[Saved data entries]
__________________________________________________
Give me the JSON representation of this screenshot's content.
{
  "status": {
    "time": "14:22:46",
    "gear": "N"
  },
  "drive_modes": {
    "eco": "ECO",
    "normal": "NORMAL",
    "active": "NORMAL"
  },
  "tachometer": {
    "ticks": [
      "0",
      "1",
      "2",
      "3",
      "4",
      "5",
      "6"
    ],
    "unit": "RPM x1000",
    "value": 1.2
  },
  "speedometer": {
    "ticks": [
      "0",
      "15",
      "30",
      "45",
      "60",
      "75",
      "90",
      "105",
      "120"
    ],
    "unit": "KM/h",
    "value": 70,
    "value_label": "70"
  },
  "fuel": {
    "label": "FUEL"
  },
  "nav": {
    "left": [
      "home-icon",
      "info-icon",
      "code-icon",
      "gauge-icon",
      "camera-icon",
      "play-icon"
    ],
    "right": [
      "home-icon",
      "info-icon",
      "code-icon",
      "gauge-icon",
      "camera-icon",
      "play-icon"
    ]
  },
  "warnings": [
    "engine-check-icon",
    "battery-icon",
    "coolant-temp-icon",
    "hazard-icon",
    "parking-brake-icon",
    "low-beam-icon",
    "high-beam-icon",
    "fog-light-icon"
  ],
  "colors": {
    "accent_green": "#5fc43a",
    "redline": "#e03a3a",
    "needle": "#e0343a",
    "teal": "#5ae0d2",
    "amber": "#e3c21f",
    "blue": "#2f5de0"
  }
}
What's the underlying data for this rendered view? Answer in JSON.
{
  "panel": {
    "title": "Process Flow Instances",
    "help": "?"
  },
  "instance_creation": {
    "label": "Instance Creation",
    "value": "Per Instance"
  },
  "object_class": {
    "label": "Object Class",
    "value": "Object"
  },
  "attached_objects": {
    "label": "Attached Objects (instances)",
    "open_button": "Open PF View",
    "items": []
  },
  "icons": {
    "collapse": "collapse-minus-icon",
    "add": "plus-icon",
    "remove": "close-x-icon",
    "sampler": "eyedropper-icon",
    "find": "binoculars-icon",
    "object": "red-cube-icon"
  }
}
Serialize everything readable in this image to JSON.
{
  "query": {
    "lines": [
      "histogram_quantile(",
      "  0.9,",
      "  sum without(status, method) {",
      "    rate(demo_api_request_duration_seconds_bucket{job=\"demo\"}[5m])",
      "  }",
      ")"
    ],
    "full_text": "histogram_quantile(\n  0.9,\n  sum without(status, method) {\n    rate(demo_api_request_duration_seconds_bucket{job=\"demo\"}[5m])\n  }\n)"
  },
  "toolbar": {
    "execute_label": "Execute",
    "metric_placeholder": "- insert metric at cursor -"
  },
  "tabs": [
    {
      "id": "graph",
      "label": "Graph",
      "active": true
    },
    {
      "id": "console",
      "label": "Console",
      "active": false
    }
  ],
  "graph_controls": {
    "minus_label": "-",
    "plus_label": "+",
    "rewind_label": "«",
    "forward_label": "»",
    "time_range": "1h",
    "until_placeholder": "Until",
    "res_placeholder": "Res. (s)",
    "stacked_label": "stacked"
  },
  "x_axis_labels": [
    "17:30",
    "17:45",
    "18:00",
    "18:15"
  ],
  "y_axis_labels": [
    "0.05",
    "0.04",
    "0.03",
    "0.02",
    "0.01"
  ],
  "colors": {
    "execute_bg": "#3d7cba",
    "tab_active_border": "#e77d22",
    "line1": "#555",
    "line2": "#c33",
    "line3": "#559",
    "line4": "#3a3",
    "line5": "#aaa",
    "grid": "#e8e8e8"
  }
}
__________________________________________________
--- TASK DIRECTIONS ---
Every record above should be copied exactly.

--- RESPONSE TO THIS TASK ---
Give me the JSON representation of this screenshot's content.
{
  "status": {
    "time": "14:22:46",
    "gear": "N"
  },
  "drive_modes": {
    "eco": "ECO",
    "normal": "NORMAL",
    "active": "NORMAL"
  },
  "tachometer": {
    "ticks": [
      "0",
      "1",
      "2",
      "3",
      "4",
      "5",
      "6"
    ],
    "unit": "RPM x1000",
    "value": 1.2
  },
  "speedometer": {
    "ticks": [
      "0",
      "15",
      "30",
      "45",
      "60",
      "75",
      "90",
      "105",
      "120"
    ],
    "unit": "KM/h",
    "value": 70,
    "value_label": "70"
  },
  "fuel": {
    "label": "FUEL"
  },
  "nav": {
    "left": [
      "home-icon",
      "info-icon",
      "code-icon",
      "gauge-icon",
      "camera-icon",
      "play-icon"
    ],
    "right": [
      "home-icon",
      "info-icon",
      "code-icon",
      "gauge-icon",
      "camera-icon",
      "play-icon"
    ]
  },
  "warnings": [
    "engine-check-icon",
    "battery-icon",
    "coolant-temp-icon",
    "hazard-icon",
    "parking-brake-icon",
    "low-beam-icon",
    "high-beam-icon",
    "fog-light-icon"
  ],
  "colors": {
    "accent_green": "#5fc43a",
    "redline": "#e03a3a",
    "needle": "#e0343a",
    "teal": "#5ae0d2",
    "amber": "#e3c21f",
    "blue": "#2f5de0"
  }
}
What's the underlying data for this rendered view? Answer in JSON.
{
  "panel": {
    "title": "Process Flow Instances",
    "help": "?"
  },
  "instance_creation": {
    "label": "Instance Creation",
    "value": "Per Instance"
  },
  "object_class": {
    "label": "Object Class",
    "value": "Object"
  },
  "attached_objects": {
    "label": "Attached Objects (instances)",
    "open_button": "Open PF View",
    "items": []
  },
  "icons": {
    "collapse": "collapse-minus-icon",
    "add": "plus-icon",
    "remove": "close-x-icon",
    "sampler": "eyedropper-icon",
    "find": "binoculars-icon",
    "object": "red-cube-icon"
  }
}
Serialize everything readable in this image to JSON.
{
  "query": {
    "lines": [
      "histogram_quantile(",
      "  0.9,",
      "  sum without(status, method) {",
      "    rate(demo_api_request_duration_seconds_bucket{job=\"demo\"}[5m])",
      "  }",
      ")"
    ],
    "full_text": "histogram_quantile(\n  0.9,\n  sum without(status, method) {\n    rate(demo_api_request_duration_seconds_bucket{job=\"demo\"}[5m])\n  }\n)"
  },
  "toolbar": {
    "execute_label": "Execute",
    "metric_placeholder": "- insert metric at cursor -"
  },
  "tabs": [
    {
      "id": "graph",
      "label": "Graph",
      "active": true
    },
    {
      "id": "console",
      "label": "Console",
      "active": false
    }
  ],
  "graph_controls": {
    "minus_label": "-",
    "plus_label": "+",
    "rewind_label": "«",
    "forward_label": "»",
    "time_range": "1h",
    "until_placeholder": "Until",
    "res_placeholder": "Res. (s)",
    "stacked_label": "stacked"
  },
  "x_axis_labels": [
    "17:30",
    "17:45",
    "18:00",
    "18:15"
  ],
  "y_axis_labels": [
    "0.05",
    "0.04",
    "0.03",
    "0.02",
    "0.01"
  ],
  "colors": {
    "execute_bg": "#3d7cba",
    "tab_active_border": "#e77d22",
    "line1": "#555",
    "line2": "#c33",
    "line3": "#559",
    "line4": "#3a3",
    "line5": "#aaa",
    "grid": "#e8e8e8"
  }
}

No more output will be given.